→ **Reading passage**
--------------------------------

Message #62:
From: AzTeC SW Archaeology SIG
To:   "'Matthias Giessler'" 
Subject: Additional Information 
         - Lets Revise the Criminal Provisions of the AZ Antiquities Act
Date: Tue, 20 Feb 96 16:20:00 MST
Encoding: 290 TEXT


Revises the Title 13 criminal provisions relating to the Arizona Antiquities 
Act (Title 41)  to provide a more consistent response to vandalism at 
historic sites situated on private property  and State-owned lands.  The 
bill provides private property owners with the same level of historic site 
protection currently afforded State-owned properties.

The Title 13 criminal provisions of the Arizona Antiquities Act apply to 
historic sites on lands owned or controlled by the State of Arizona or any 
of its' agencies.  The current provisions state that if a person knowingly 
excavates an historic site on State land in violation of the provisions of 
the Arizona Antiquities Act, the person is guilty of a class 5 felony.  A 
person who knowingly collects any archaeological specimen in violation of 
the Act is guilty of a class I misdemeanor.

--------------------------------

→ **Record extracts**

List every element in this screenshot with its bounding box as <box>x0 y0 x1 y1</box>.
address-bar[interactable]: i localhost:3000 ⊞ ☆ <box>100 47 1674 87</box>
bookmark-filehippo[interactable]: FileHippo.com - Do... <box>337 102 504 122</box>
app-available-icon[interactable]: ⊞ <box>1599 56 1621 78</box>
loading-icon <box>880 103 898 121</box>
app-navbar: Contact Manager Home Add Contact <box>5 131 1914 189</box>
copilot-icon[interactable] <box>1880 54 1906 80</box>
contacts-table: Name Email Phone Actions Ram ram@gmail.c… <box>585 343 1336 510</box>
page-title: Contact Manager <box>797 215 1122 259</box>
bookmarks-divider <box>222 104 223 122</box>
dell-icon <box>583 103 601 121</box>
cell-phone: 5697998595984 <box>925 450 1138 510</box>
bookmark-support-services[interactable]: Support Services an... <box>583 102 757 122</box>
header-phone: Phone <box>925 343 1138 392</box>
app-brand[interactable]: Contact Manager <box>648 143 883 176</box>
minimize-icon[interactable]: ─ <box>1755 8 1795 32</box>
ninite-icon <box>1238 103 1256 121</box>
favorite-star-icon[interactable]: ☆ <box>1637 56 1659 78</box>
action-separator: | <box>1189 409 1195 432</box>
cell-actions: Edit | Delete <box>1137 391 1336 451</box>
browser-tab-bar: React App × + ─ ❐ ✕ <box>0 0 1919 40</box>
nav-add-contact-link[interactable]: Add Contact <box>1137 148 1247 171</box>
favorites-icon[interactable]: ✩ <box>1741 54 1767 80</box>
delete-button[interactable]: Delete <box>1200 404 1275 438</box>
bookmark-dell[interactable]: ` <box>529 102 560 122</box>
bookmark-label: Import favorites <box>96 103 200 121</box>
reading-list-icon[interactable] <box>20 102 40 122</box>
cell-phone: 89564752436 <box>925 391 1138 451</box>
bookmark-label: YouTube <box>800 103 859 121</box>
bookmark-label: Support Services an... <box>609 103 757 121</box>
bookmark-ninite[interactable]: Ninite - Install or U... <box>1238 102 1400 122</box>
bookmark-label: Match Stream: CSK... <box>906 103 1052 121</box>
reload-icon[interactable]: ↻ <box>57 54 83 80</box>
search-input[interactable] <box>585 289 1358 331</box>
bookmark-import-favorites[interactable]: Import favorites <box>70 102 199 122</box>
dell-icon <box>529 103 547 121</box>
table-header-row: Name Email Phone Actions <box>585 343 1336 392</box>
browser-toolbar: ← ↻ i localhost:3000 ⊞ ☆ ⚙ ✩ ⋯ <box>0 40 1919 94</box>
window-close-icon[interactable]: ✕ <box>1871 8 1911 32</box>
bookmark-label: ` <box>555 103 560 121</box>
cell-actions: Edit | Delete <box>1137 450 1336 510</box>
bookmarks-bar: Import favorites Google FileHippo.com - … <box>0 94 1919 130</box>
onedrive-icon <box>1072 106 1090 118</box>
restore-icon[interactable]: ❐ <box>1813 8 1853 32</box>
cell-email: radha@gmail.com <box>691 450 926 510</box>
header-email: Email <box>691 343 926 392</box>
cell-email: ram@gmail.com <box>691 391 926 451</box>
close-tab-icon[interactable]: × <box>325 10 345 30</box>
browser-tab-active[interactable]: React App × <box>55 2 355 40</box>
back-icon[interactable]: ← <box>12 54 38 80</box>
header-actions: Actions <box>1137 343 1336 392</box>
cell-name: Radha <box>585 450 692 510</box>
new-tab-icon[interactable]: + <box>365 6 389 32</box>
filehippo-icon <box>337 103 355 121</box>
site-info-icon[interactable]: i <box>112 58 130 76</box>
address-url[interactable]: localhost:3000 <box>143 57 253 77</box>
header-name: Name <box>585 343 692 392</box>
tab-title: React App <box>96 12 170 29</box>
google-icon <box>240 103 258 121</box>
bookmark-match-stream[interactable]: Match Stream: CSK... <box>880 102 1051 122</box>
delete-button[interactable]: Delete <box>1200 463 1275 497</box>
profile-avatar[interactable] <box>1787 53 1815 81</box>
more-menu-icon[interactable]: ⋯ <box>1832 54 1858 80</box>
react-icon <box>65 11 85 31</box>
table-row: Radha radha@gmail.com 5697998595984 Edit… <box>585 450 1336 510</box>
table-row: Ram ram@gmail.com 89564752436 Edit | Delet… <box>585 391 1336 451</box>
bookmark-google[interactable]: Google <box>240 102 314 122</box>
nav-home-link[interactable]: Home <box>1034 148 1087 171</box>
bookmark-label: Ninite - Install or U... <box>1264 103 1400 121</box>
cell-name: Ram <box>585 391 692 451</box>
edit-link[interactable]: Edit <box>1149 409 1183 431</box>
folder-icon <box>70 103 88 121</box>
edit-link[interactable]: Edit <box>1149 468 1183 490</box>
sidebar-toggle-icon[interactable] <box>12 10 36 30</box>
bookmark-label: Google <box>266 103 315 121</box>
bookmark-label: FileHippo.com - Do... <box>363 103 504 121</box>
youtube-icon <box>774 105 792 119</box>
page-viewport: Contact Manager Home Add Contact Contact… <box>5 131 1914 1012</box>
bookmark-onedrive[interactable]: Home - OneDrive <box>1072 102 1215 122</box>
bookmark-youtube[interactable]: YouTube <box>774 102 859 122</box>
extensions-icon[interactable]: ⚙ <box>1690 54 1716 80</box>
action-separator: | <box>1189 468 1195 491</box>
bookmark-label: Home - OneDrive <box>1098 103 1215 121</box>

--------------------------------

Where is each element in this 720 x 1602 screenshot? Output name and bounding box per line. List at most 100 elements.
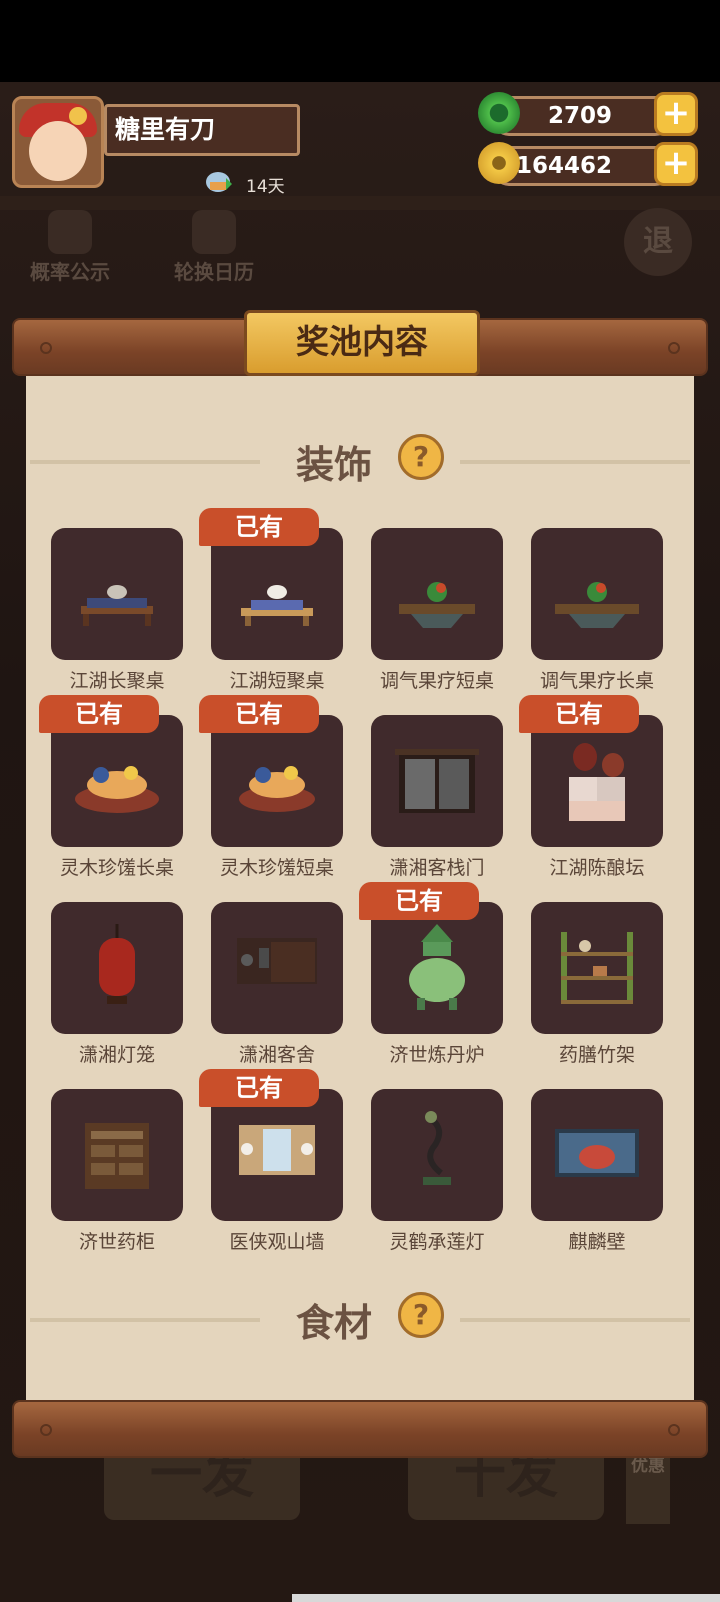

--------------------------------

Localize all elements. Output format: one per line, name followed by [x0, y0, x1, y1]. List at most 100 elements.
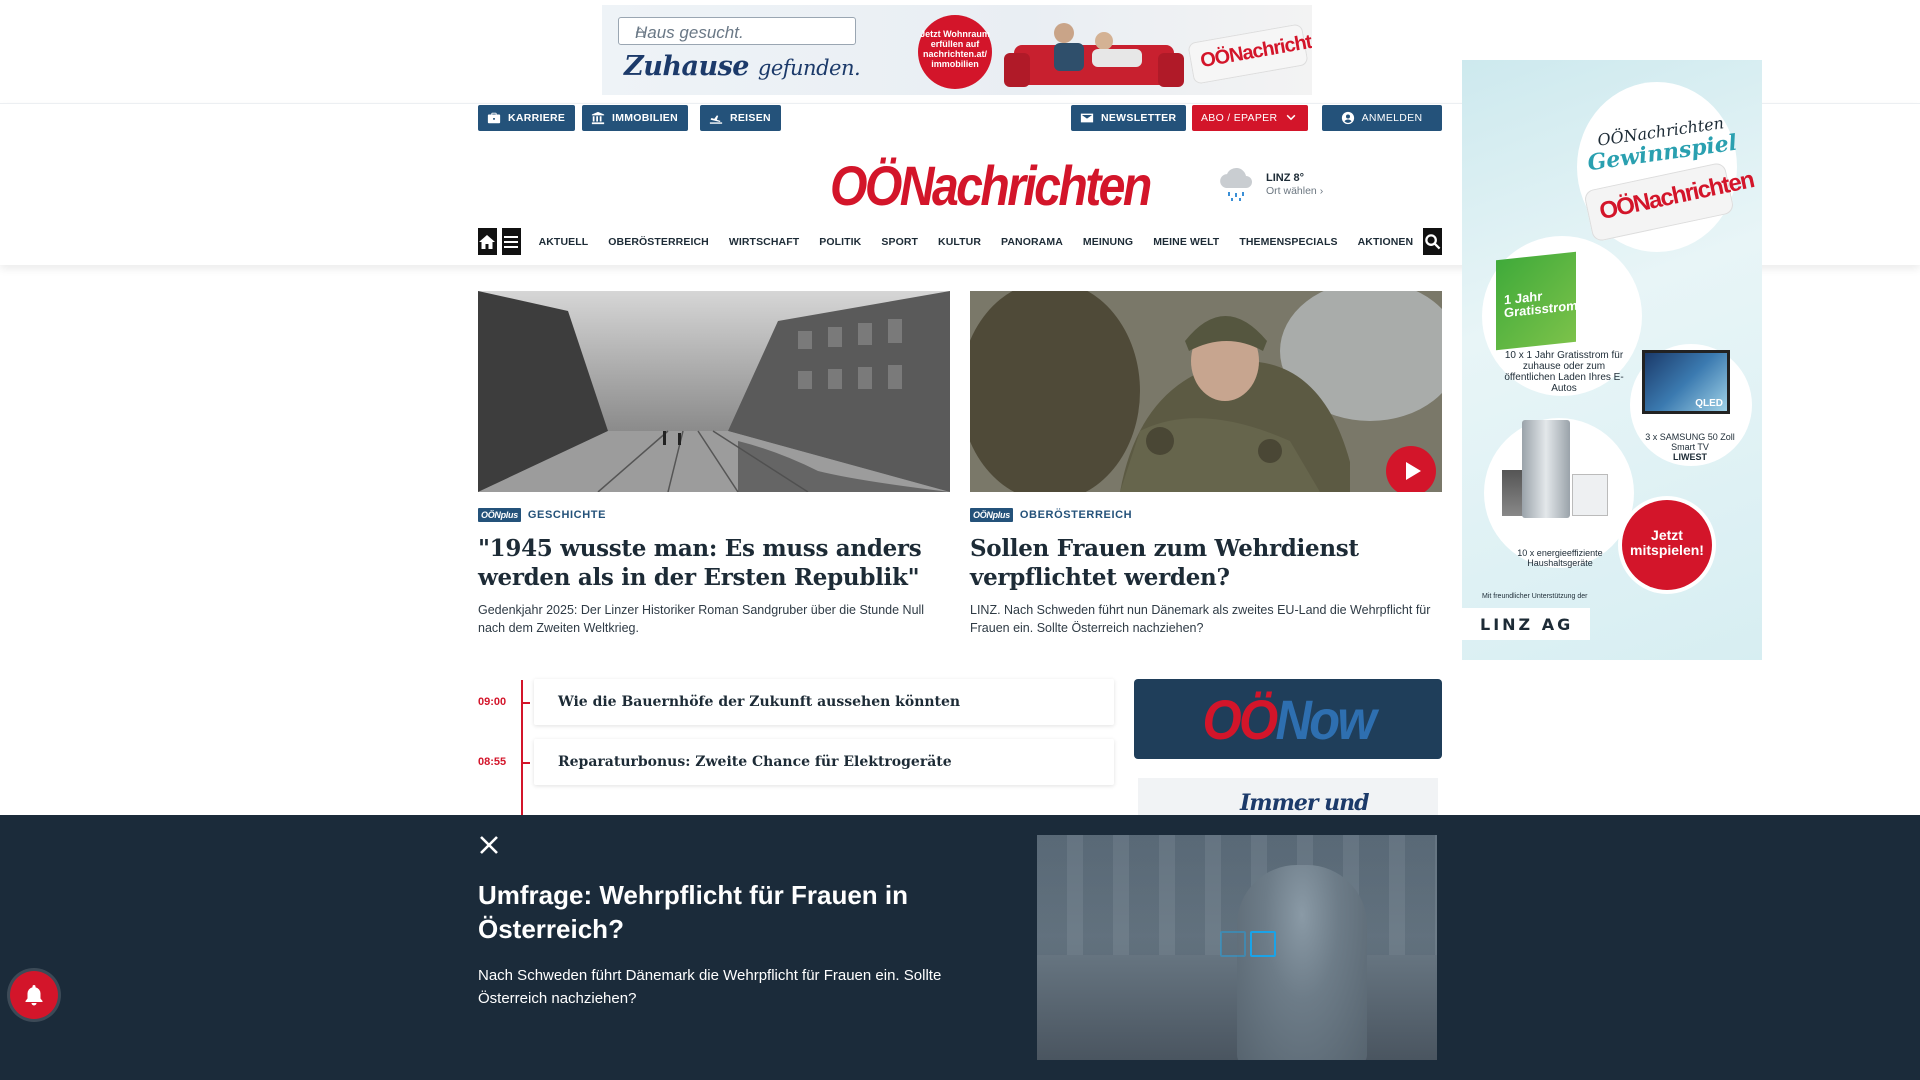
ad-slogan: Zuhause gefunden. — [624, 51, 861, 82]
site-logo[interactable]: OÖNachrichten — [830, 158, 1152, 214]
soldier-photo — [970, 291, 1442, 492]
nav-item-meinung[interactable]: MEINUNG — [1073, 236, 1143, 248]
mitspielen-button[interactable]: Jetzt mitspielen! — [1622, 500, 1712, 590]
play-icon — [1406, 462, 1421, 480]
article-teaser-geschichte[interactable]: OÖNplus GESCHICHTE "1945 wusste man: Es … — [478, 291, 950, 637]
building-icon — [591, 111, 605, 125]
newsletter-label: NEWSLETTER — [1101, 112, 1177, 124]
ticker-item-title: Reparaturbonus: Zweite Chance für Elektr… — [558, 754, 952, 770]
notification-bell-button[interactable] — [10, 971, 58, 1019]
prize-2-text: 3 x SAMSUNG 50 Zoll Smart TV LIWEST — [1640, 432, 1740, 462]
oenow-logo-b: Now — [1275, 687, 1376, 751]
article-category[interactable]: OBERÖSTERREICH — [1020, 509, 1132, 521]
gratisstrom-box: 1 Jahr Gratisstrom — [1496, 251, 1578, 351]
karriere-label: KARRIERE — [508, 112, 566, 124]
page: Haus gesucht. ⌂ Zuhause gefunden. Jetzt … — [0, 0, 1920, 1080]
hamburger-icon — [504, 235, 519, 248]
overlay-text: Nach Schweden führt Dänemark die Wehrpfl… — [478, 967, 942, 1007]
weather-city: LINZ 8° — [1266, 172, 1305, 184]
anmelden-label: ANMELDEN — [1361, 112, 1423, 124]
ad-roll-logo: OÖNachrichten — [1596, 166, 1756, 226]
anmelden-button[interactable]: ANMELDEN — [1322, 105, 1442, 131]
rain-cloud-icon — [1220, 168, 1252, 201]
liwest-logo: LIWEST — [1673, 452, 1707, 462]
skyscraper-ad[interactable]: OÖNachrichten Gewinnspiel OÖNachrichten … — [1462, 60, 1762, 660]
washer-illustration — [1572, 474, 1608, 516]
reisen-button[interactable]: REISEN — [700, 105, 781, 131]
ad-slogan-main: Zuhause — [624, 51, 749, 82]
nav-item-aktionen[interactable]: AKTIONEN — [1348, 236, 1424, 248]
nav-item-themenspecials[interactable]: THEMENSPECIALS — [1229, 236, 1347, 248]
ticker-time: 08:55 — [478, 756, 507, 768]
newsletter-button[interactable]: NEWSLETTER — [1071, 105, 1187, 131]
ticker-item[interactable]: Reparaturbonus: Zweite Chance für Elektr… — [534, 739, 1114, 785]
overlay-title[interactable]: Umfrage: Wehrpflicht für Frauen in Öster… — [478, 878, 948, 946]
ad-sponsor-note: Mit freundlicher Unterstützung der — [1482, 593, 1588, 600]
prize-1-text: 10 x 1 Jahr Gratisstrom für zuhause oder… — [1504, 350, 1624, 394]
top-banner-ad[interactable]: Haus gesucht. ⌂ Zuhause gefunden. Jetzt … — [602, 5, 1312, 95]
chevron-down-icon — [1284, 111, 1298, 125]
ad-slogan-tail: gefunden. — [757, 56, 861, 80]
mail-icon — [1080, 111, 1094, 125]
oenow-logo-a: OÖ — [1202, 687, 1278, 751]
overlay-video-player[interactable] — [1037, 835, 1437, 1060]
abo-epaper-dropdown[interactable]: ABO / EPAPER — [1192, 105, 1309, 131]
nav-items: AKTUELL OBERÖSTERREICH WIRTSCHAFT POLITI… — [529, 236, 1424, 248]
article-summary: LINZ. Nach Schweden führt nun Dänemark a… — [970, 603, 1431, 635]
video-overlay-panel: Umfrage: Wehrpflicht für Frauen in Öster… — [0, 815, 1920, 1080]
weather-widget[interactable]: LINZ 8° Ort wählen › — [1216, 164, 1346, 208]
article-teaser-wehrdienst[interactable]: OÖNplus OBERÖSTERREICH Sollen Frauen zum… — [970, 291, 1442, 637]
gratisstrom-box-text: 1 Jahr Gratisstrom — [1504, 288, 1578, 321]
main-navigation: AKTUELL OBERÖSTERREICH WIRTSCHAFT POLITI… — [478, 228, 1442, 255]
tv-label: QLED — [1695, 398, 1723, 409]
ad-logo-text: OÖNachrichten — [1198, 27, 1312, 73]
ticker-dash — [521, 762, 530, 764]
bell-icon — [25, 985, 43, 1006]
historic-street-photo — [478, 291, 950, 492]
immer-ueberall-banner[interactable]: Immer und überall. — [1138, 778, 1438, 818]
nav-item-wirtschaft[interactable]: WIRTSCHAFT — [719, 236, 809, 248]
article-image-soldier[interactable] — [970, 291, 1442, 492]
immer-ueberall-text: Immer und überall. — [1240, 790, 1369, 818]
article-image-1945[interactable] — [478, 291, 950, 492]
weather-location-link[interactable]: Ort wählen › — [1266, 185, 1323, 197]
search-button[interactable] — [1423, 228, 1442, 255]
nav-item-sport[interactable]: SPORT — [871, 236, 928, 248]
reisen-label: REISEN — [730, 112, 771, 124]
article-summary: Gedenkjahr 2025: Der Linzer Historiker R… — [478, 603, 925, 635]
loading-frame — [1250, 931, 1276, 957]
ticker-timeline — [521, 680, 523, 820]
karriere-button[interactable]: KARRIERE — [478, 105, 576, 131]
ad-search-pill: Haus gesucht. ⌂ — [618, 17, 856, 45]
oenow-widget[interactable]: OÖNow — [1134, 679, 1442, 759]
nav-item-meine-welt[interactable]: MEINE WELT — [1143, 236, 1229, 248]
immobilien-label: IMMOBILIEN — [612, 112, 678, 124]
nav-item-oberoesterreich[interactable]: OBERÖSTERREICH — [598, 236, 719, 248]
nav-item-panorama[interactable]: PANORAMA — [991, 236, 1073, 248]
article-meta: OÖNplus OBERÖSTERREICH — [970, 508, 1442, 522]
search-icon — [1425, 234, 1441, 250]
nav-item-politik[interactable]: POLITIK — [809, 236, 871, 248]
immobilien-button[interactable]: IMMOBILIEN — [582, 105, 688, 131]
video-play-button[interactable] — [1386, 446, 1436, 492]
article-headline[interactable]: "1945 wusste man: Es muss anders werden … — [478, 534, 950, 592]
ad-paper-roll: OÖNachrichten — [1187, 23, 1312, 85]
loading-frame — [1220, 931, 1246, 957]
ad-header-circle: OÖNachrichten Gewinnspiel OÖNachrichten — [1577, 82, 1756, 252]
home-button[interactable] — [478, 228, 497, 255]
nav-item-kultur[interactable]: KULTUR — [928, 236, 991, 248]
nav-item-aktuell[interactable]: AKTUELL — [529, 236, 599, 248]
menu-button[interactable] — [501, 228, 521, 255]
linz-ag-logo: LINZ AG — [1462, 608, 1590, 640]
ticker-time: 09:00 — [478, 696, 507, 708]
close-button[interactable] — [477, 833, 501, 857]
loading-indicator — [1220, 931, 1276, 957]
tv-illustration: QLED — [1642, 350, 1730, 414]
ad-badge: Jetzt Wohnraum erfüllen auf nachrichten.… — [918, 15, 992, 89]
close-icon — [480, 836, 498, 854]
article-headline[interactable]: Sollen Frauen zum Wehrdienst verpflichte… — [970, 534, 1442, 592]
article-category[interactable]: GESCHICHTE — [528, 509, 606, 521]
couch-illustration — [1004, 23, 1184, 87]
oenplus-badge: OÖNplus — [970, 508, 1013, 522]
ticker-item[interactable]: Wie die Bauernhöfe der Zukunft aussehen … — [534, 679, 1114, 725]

--------------------------------

→ **Directives**
1. Under the current provisions described in the Arizona Antiquities Act message, what class of offense does a person commit by knowingly excavating a historic site on State land in violation of the Act?
2. Carry on the Arizona Antiquities Act message from its final sentence, adding one paragraph.
The listing is separate material, unrelated to the Arizona Antiquities Act message.

→ **Answers for the exercise**
1. A class 5 felony.

2.
A 1993 superior court decision, State v. James Teague Sr., created ambiguity 
with respect to the application of the existing Title 13 criminal provisions 
relating to the Arizona Antiquities Act.  An Arizona ranching family 
reported on-going archaeological site vandalism on their leased lands (State 
Trust grazing lease).  A county sheriff s deputy apprehended a local man, 
Teague, and an
accomplice digging at the location of the site vandalism.  Teague admitted 
to excavating sites, but Teague's attorney later argued that a person must 
know they are excavating or collecting and that they are on State land.  The 
magistrate ruled that the phrase "knowingly" modified and applied to both 
the act of excavation, and the act of being present on State land.  The case 
was dismissed
because the State was unable to prove that Teague knew he was on State land. 
 An appellate court declined to hear the State's case.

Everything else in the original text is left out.